> **SHORT PROBLEM**
Every line of the data that contains the string "page" must be copied.
━━━━━━━━
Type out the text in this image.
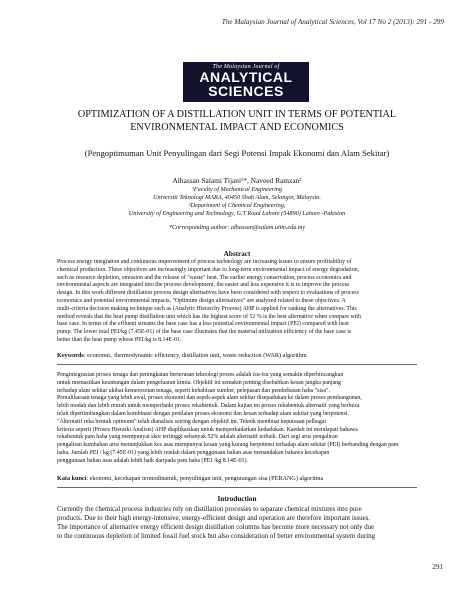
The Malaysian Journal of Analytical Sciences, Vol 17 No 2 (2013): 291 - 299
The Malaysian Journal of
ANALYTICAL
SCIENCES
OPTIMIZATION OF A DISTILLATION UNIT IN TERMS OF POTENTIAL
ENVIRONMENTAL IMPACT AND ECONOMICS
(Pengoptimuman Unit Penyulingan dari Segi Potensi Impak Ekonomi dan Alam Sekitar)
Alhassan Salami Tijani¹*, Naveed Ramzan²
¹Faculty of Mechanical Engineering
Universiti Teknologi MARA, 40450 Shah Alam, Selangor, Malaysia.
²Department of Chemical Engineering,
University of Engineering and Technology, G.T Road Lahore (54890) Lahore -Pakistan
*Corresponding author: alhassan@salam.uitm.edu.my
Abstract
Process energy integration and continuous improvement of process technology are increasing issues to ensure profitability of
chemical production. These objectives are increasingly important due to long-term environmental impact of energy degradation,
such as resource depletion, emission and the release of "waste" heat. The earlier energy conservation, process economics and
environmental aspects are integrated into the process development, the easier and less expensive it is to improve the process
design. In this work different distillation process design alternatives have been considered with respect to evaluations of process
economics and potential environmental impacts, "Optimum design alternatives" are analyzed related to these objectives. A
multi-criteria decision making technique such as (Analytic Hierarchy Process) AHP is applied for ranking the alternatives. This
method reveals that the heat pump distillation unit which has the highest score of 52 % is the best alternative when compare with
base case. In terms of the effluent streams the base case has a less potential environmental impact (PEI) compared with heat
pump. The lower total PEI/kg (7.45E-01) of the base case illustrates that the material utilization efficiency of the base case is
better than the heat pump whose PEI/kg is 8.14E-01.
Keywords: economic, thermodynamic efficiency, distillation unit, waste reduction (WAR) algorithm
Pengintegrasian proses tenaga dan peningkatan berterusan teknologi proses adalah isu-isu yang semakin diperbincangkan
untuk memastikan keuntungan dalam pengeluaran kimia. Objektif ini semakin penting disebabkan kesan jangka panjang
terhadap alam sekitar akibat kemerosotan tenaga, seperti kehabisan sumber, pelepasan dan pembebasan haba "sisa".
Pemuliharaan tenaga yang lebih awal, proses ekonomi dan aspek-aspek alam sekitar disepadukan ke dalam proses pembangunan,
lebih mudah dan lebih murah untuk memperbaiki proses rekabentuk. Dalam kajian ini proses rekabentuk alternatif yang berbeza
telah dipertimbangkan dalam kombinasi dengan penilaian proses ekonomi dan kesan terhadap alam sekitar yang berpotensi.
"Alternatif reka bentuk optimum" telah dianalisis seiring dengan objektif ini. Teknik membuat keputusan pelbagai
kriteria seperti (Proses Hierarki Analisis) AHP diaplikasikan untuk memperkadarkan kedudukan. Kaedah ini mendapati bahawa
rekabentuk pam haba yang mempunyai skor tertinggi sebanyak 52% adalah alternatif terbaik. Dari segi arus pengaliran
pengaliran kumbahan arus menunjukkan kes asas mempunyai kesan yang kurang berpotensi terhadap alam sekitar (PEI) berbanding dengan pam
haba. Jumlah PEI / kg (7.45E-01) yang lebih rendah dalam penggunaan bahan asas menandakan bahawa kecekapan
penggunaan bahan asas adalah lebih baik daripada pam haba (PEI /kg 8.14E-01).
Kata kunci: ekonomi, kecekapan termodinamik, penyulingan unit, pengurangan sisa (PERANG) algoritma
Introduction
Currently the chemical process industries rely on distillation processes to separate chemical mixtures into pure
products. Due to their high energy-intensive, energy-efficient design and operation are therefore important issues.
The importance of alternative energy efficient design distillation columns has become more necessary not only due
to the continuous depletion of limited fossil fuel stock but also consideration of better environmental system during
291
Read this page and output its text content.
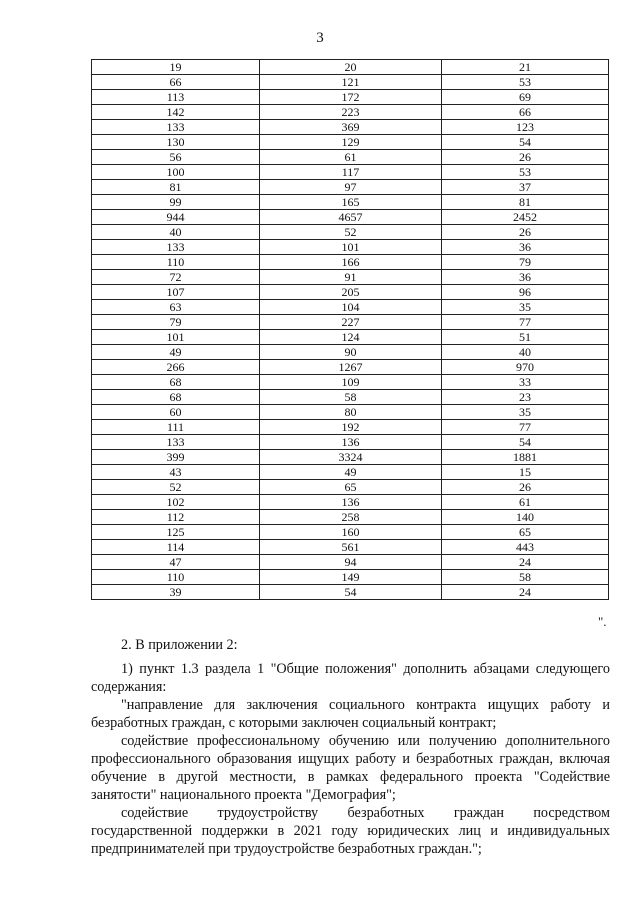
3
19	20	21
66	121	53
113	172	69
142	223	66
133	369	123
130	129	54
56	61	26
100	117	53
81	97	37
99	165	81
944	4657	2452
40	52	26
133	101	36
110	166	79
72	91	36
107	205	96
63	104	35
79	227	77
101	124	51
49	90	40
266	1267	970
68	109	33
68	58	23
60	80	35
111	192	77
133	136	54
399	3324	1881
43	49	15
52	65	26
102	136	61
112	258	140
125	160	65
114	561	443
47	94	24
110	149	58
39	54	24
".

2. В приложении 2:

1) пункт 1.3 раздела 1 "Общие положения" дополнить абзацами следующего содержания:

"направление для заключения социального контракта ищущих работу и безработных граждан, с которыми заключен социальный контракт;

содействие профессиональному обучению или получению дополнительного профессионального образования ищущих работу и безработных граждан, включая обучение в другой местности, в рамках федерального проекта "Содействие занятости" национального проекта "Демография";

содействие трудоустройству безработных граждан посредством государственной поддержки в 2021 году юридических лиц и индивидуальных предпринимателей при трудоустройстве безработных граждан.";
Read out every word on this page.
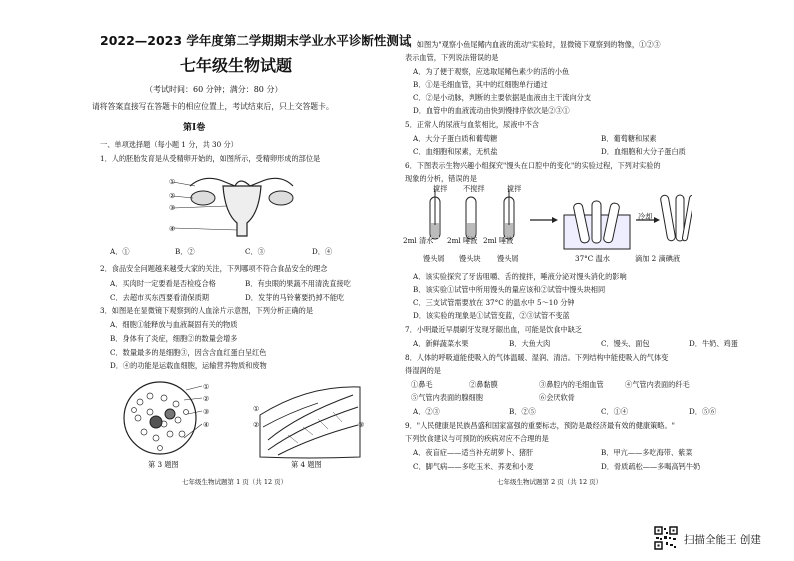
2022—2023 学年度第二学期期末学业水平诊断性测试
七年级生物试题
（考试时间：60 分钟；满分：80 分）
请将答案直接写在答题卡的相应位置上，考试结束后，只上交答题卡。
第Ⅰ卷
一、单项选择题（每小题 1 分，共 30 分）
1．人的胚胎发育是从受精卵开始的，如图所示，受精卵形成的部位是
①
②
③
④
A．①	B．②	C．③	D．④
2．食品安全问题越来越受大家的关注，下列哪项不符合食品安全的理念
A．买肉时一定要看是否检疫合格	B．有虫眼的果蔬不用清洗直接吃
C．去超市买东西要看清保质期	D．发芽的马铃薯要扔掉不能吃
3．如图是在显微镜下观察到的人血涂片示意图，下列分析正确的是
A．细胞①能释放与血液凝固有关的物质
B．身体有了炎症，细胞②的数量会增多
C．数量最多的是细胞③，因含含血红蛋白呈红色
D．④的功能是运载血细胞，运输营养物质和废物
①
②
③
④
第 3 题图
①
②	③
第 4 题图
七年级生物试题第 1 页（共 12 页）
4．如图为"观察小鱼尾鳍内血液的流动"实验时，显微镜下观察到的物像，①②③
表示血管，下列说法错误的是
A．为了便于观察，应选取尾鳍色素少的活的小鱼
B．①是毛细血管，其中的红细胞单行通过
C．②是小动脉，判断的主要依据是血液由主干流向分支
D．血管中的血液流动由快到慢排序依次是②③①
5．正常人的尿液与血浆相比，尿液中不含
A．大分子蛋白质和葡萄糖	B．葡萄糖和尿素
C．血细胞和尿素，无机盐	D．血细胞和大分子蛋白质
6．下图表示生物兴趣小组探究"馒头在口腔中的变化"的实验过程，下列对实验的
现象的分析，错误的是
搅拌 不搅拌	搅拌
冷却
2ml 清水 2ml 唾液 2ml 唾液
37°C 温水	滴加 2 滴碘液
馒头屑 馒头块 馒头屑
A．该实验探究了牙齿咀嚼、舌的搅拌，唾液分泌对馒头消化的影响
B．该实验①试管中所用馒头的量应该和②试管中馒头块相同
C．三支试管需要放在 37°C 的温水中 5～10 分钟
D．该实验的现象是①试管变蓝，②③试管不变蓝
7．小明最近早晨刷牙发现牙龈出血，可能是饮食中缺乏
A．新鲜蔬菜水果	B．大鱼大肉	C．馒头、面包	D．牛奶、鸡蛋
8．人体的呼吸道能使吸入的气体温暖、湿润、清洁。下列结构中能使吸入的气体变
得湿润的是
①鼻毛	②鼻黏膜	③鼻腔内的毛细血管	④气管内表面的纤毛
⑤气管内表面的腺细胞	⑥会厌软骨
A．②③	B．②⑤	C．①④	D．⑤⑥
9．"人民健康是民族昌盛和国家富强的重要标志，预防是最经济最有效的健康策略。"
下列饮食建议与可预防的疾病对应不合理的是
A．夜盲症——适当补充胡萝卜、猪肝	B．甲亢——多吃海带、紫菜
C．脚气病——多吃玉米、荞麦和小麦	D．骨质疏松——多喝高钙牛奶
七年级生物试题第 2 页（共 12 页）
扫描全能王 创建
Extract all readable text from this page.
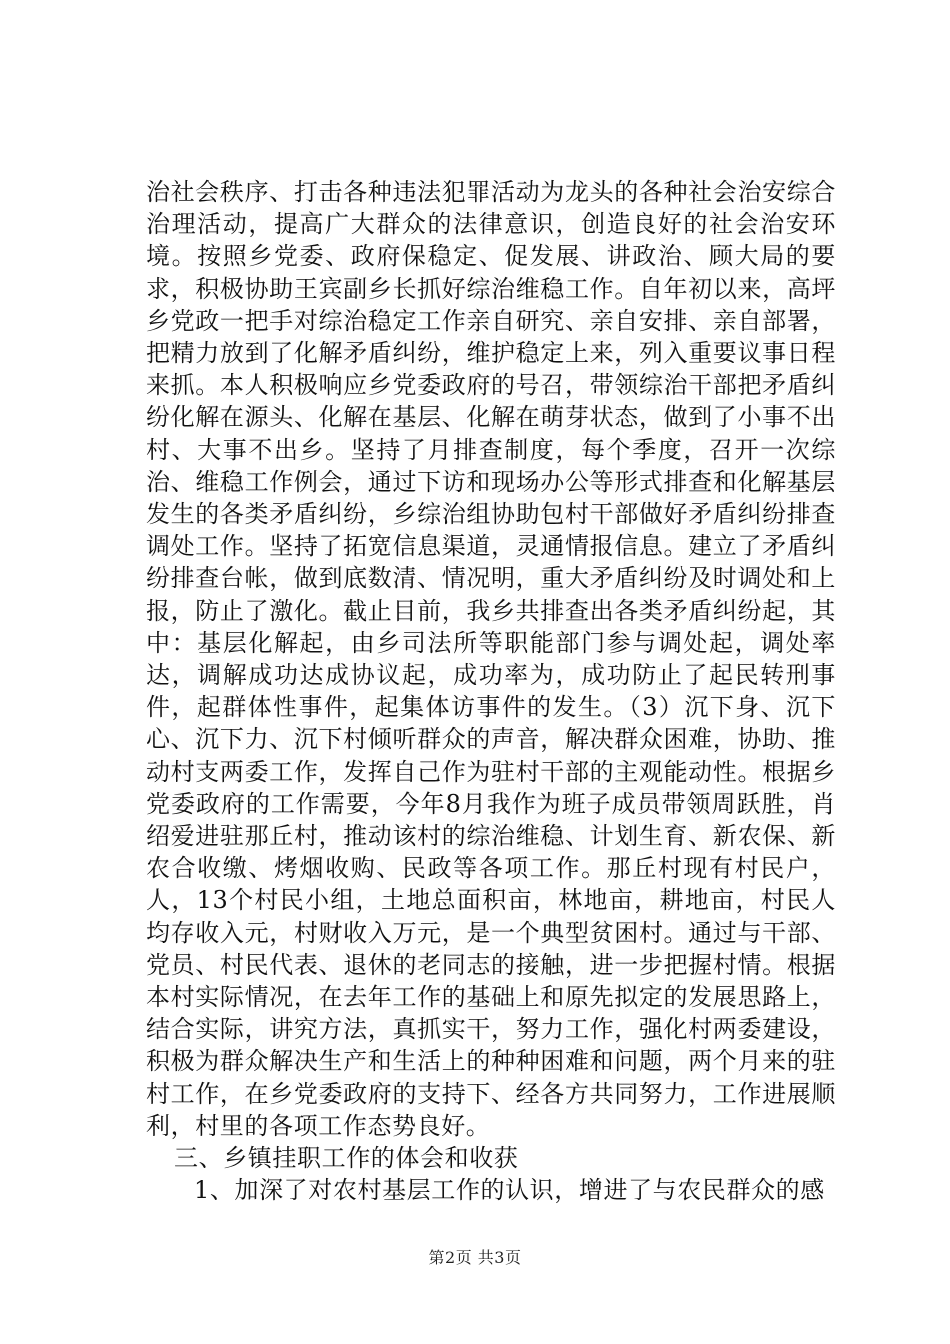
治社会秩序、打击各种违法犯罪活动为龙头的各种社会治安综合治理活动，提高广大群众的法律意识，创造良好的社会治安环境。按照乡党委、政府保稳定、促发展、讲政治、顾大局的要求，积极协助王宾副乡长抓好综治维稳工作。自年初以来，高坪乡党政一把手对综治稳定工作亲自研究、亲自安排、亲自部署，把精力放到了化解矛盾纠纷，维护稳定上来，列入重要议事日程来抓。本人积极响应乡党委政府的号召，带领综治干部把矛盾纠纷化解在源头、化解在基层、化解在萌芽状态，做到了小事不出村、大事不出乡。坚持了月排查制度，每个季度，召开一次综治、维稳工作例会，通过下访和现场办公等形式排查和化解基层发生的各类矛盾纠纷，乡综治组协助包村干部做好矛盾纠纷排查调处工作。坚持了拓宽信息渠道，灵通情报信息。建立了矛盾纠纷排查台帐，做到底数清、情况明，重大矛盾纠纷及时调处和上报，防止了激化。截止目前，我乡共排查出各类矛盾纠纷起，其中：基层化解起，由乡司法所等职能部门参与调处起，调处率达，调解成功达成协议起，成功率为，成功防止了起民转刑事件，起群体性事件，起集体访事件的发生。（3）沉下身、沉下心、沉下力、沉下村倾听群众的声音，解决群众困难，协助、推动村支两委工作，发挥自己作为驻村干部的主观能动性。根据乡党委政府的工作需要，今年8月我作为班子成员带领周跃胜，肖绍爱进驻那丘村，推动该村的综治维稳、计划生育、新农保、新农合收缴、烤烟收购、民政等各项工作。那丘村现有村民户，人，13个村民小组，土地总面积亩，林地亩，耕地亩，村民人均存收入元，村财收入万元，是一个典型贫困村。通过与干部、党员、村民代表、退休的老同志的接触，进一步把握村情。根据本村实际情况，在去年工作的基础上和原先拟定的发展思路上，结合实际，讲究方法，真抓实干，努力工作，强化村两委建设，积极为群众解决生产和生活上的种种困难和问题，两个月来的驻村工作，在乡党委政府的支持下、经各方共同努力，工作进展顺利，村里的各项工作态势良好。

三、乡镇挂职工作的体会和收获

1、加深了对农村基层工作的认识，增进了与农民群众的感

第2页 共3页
━━━━━━━━
> **ANSWER FOR THE TASK**
Read this page and output its text content.
Read out every word on this page.
Extract all readable text from this page.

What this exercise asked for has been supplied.